Instructions for the task ->
Lines that contain the string "INSECURE" are to be copied; leave out all others.

(Records that describe figures)
--------

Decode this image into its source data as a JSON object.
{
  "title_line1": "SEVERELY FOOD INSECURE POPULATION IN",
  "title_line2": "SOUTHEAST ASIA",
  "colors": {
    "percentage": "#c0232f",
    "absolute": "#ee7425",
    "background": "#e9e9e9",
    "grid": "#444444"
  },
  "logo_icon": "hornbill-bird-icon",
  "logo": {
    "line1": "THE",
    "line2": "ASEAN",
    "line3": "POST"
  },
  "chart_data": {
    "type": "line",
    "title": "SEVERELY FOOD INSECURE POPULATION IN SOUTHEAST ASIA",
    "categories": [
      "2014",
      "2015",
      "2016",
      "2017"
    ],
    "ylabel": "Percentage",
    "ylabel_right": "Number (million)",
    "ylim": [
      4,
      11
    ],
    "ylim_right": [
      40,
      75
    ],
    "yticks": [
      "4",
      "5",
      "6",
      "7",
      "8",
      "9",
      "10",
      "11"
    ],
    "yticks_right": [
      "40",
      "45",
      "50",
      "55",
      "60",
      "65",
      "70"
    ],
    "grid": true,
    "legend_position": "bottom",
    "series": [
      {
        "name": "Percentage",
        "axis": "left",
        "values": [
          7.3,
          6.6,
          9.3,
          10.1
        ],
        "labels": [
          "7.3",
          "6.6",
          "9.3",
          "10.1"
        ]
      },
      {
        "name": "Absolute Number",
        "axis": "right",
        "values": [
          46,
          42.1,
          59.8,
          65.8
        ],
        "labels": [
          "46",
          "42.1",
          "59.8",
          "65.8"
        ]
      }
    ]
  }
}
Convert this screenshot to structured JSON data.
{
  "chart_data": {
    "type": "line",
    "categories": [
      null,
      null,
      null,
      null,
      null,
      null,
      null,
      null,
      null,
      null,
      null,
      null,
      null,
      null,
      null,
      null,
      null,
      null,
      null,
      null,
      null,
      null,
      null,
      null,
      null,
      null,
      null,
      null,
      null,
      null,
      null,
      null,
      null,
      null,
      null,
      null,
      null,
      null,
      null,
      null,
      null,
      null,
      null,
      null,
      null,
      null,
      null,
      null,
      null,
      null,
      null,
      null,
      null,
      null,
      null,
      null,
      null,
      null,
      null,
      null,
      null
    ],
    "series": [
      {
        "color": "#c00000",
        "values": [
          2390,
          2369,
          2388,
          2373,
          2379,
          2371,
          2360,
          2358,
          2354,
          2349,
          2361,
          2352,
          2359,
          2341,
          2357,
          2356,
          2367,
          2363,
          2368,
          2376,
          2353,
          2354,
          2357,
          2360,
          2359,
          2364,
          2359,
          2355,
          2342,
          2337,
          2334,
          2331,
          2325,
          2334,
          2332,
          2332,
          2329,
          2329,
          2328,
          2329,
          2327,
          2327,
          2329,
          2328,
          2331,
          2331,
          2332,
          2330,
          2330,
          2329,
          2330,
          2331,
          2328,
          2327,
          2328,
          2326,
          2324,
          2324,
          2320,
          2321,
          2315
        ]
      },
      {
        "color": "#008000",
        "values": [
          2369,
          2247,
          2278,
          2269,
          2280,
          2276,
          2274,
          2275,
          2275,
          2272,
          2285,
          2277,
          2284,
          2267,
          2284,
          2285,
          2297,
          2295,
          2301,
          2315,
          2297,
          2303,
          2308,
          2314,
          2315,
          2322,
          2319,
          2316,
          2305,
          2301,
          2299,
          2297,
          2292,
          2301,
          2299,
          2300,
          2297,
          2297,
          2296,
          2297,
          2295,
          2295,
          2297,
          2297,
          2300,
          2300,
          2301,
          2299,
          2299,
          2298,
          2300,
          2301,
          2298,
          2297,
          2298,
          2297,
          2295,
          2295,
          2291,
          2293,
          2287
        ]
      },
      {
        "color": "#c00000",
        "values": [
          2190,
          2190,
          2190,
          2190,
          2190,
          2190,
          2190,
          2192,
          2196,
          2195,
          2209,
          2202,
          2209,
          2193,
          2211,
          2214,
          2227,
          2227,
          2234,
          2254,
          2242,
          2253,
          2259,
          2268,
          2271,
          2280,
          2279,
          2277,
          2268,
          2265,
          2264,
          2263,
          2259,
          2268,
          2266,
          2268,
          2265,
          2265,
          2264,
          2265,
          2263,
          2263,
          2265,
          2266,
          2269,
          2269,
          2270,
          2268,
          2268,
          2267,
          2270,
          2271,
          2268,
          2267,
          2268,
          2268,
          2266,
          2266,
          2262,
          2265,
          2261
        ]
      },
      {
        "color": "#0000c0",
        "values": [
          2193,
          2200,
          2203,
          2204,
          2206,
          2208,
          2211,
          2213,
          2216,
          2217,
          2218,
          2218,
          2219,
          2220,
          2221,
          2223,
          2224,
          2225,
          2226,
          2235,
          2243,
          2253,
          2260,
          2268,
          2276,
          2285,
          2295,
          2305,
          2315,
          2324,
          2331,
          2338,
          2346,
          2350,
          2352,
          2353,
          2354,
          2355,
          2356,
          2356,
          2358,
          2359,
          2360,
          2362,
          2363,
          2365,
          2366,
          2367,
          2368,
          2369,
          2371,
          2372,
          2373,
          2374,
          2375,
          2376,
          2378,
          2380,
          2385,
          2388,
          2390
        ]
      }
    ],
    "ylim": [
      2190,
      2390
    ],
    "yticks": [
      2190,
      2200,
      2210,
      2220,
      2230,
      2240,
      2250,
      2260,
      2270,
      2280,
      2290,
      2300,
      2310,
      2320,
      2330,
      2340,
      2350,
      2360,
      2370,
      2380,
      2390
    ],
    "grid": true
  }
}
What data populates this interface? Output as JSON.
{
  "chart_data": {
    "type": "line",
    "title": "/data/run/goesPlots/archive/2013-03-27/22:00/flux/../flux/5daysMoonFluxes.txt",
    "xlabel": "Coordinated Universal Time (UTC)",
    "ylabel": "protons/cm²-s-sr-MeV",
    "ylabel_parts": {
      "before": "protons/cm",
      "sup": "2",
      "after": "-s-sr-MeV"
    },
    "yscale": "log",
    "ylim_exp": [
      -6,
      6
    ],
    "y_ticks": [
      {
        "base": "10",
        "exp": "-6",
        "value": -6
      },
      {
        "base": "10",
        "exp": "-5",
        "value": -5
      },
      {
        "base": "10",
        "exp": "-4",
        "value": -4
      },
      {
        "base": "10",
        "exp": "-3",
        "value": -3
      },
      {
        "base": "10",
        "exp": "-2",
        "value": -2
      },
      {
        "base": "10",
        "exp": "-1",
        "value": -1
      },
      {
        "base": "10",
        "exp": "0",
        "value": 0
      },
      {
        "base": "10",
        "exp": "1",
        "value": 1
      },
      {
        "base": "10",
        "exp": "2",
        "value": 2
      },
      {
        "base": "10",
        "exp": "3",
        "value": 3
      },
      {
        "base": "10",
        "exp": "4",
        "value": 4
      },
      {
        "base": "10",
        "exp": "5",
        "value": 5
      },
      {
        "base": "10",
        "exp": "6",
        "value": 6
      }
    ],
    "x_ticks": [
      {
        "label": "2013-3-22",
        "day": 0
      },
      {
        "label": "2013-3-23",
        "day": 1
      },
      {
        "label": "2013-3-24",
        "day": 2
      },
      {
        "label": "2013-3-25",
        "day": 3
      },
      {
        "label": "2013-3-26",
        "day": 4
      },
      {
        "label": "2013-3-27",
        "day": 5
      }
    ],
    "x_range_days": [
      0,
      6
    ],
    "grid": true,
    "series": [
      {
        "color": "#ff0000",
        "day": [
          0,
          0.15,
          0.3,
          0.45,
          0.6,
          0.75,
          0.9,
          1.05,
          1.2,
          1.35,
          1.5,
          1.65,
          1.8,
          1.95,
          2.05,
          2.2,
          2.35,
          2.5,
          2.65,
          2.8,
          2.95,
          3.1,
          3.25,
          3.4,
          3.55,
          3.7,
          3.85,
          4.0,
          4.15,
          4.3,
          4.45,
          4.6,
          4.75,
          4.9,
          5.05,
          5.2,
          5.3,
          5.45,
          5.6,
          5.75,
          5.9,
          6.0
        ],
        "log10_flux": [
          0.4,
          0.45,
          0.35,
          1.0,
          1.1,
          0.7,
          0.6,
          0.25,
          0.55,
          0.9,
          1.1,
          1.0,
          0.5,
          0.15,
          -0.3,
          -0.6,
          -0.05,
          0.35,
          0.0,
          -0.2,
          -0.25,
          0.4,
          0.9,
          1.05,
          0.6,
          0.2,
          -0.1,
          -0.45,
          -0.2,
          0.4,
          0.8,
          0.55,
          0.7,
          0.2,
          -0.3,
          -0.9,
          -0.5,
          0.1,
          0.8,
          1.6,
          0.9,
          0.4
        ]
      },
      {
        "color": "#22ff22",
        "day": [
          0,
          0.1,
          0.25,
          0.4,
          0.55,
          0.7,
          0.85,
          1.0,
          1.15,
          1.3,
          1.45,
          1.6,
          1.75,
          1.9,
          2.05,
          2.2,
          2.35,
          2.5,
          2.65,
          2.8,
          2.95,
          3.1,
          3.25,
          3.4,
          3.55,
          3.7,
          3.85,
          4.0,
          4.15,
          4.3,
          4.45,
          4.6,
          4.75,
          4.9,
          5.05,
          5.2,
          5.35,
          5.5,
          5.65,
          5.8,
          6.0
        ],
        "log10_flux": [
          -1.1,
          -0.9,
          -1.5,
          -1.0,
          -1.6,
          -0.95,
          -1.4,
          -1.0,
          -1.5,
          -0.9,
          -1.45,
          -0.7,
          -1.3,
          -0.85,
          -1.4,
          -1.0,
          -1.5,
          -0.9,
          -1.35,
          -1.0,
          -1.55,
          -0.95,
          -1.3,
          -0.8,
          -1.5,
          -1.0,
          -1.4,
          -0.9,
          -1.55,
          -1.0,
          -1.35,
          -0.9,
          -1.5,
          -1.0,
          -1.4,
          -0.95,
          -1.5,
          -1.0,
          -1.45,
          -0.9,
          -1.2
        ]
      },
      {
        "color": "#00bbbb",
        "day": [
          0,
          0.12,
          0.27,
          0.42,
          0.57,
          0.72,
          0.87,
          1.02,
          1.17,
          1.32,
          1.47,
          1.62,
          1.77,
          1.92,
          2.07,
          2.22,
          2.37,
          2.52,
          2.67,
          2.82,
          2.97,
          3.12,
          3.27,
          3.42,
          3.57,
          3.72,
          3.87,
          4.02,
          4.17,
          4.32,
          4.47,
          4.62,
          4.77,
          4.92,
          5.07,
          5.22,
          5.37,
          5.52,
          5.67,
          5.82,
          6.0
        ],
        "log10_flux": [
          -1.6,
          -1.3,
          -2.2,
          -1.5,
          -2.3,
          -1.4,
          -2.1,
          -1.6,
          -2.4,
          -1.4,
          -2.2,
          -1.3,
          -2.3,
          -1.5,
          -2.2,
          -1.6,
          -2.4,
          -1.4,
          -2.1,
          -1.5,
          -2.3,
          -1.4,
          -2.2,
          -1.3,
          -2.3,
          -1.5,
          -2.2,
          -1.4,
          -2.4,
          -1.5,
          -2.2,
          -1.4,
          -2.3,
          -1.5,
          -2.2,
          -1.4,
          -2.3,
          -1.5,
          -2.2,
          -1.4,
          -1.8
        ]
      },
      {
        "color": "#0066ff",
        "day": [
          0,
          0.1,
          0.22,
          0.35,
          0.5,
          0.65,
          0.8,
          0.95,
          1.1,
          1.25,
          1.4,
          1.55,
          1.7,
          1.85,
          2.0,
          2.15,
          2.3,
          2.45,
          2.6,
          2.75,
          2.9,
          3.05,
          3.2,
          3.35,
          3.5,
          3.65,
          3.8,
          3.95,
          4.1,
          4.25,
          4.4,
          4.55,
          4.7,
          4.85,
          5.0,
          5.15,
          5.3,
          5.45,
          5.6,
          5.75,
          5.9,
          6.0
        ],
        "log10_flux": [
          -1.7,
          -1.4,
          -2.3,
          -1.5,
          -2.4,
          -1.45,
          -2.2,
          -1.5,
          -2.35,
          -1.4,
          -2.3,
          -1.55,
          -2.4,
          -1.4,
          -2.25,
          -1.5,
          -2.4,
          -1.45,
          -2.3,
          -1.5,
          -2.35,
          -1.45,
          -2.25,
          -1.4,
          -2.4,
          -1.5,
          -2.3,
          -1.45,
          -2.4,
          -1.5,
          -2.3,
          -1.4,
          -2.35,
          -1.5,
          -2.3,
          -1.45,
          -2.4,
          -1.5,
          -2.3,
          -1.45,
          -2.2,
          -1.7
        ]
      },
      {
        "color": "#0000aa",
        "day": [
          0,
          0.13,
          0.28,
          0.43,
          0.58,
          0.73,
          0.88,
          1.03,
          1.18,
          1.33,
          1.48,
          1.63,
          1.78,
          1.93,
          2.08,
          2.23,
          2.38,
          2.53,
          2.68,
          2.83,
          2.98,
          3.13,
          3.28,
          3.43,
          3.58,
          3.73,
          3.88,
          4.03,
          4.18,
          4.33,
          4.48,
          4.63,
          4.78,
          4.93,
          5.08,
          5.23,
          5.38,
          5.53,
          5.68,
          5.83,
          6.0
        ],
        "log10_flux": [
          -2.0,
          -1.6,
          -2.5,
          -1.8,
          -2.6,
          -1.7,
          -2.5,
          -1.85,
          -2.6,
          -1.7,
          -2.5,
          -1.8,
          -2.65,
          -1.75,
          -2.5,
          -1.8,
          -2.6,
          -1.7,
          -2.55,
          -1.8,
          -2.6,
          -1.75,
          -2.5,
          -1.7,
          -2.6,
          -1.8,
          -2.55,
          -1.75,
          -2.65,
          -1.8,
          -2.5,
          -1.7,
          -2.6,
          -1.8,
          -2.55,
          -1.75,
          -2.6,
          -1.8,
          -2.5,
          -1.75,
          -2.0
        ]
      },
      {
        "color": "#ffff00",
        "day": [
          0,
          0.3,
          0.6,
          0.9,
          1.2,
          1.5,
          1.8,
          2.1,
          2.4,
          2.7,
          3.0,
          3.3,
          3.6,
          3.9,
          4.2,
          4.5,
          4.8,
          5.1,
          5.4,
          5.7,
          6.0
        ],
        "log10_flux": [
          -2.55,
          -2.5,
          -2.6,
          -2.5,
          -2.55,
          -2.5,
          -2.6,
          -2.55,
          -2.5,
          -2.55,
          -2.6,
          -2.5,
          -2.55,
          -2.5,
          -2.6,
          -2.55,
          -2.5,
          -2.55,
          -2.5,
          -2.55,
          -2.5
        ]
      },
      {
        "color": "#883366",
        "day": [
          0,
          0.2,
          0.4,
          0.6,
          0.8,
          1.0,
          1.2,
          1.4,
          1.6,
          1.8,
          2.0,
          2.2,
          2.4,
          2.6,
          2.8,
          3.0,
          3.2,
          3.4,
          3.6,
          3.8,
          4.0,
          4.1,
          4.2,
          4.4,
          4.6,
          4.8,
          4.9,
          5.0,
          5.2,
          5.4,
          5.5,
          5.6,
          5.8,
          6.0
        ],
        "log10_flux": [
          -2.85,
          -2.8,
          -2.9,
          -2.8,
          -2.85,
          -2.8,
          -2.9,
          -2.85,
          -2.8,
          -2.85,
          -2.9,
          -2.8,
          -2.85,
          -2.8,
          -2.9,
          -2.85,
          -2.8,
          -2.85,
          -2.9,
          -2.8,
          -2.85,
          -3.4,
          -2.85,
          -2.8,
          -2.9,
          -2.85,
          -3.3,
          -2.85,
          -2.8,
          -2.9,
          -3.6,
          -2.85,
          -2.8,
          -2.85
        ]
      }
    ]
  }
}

--------

Reply to the task ->
  "title_line1": "SEVERELY FOOD INSECURE POPULATION IN",
    "title": "SEVERELY FOOD INSECURE POPULATION IN SOUTHEAST ASIA",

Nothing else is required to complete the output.